------ Ausgewählter Textauszug ------
Frau Neumayr: Zum Beispiel neigt diese Generation dazu, Rituale, die sie mit dem vorherigen Partner hatte, auch auf den neuen Partner zu übertragen. Die Menschen haben ja bereits einen langen Lebensabschnitt hinter sich, haben etwa schon Kinder bekommen, die jetzt aus dem Haus sind.

Wie darf man sich solche Rituale konkret vorstellen?

Mit dem Ex-Partner hat man beispielsweise um 18 Uhr zu Abend gegessen, um 20 Uhr Nachrichten geschaut und ist am Wochenende an den Tegernsee gefahren, das erwartet man dann auch vom neuen Partner. Die eigenen Rituale sind schon ein bisschen eingefahren.

Die beiden größten Datingfehler im Alter

Das heißt, ältere Singles, bei denen die letzte Beziehung schon eine Weile her ist, haben einen Vorteil?
------
Gestellte Aufgabe 1:
Wandle die Datenzeilen vom Anfang bis einschließlich der Zeile mit „isobar-label: 1008: [124, 473, 148, 484]“ in eine JSON-Liste von Strings um, mit einem String pro Zeile und ohne Leerzeilen.
Der Textauszug und die Zeilen stehen in keinem Zusammenhang miteinander.
------ Bereitgestellte Zeilen ------
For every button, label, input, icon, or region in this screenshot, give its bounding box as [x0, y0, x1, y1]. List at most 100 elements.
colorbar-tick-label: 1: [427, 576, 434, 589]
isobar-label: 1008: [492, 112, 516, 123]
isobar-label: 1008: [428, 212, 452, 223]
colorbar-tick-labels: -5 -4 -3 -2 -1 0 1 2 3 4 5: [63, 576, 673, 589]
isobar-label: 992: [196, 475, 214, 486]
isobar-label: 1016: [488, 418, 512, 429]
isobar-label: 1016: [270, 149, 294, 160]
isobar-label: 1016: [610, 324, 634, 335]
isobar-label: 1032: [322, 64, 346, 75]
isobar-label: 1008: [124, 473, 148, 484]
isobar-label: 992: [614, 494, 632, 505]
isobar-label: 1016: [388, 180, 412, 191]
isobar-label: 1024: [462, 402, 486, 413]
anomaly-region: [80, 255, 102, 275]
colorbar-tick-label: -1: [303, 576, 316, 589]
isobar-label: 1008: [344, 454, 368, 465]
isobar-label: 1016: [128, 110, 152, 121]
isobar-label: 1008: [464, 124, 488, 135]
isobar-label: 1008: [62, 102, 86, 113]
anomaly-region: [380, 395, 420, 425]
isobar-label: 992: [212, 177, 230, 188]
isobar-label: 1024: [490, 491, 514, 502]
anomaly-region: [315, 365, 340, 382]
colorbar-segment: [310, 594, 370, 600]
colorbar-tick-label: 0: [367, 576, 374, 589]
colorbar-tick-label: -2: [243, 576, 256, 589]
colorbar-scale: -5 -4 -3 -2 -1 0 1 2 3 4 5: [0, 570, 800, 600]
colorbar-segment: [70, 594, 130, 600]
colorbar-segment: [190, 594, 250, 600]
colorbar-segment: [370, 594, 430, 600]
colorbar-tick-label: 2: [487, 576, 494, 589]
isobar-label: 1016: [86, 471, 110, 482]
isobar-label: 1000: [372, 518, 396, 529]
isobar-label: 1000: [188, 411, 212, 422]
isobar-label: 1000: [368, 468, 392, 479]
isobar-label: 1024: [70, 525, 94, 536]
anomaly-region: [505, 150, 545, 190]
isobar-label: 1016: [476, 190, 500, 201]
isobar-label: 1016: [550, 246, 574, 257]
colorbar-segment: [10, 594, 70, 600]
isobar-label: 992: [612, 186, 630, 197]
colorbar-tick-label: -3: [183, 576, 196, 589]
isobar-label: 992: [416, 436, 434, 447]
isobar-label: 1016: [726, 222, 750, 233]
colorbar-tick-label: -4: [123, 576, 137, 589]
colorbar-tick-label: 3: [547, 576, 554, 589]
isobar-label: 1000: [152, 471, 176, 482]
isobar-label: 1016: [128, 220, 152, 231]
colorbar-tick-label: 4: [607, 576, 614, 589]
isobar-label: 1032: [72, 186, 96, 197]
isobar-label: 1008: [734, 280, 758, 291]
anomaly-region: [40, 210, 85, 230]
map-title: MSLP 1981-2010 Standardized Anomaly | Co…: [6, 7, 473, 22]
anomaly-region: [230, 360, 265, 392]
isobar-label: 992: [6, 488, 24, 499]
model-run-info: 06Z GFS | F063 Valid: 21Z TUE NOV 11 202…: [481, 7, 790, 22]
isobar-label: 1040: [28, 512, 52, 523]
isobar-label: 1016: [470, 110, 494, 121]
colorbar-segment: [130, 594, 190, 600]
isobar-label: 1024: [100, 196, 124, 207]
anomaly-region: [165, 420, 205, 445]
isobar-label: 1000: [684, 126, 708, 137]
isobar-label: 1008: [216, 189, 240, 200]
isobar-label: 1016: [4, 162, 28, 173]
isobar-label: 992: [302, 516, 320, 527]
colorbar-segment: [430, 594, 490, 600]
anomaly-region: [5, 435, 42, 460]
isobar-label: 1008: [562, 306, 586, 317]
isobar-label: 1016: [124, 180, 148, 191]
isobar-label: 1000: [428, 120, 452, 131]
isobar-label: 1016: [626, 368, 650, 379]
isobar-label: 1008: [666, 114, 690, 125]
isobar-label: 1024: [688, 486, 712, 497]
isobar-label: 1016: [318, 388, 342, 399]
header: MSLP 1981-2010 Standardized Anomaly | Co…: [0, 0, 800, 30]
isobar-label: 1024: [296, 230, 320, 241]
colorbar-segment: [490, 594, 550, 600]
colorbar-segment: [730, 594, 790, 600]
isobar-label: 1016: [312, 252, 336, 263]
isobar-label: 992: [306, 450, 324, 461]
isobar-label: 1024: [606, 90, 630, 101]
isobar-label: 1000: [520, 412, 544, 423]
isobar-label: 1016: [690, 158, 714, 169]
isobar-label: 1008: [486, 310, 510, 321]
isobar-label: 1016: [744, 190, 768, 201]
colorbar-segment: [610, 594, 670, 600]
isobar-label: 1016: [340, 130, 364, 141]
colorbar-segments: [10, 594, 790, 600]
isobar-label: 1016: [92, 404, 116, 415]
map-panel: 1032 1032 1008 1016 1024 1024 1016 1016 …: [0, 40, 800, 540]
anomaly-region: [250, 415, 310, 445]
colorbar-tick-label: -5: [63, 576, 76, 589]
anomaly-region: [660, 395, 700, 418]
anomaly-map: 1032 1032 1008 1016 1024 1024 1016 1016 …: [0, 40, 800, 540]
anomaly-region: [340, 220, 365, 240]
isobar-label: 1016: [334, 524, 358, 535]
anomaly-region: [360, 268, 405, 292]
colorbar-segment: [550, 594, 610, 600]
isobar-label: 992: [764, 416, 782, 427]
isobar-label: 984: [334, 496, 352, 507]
------
Gestellte Aufgabe 2:
Beantworte diese Fragen zum Textauszug über Dating im Alter:
(a) Um wie viel Uhr hat man mit dem Ex-Partner zu Abend gegessen?
(b) Wohin ist man mit dem Ex-Partner am Wochenende gefahren?
(c) Was wird über die Kinder gesagt, die diese Generation bereits bekommen hat?

Korrekte Lösung 1:
[
  "For every button, label, input, icon, or region in this screenshot, give its bounding box as [x0, y0, x1, y1]. List at most 100 elements.",
  "colorbar-tick-label: 1: [427, 576, 434, 589]",
  "isobar-label: 1008: [492, 112, 516, 123]",
  "isobar-label: 1008: [428, 212, 452, 223]",
  "colorbar-tick-labels: -5 -4 -3 -2 -1 0 1 2 3 4 5: [63, 576, 673, 589]",
  "isobar-label: 992: [196, 475, 214, 486]",
  "isobar-label: 1016: [488, 418, 512, 429]",
  "isobar-label: 1016: [270, 149, 294, 160]",
  "isobar-label: 1016: [610, 324, 634, 335]",
  "isobar-label: 1032: [322, 64, 346, 75]",
  "isobar-label: 1008: [124, 473, 148, 484]"
]

Korrekte Lösung 2:
(a) Um 18 Uhr.
(b) An den Tegernsee.
(c) Sie sind jetzt aus dem Haus.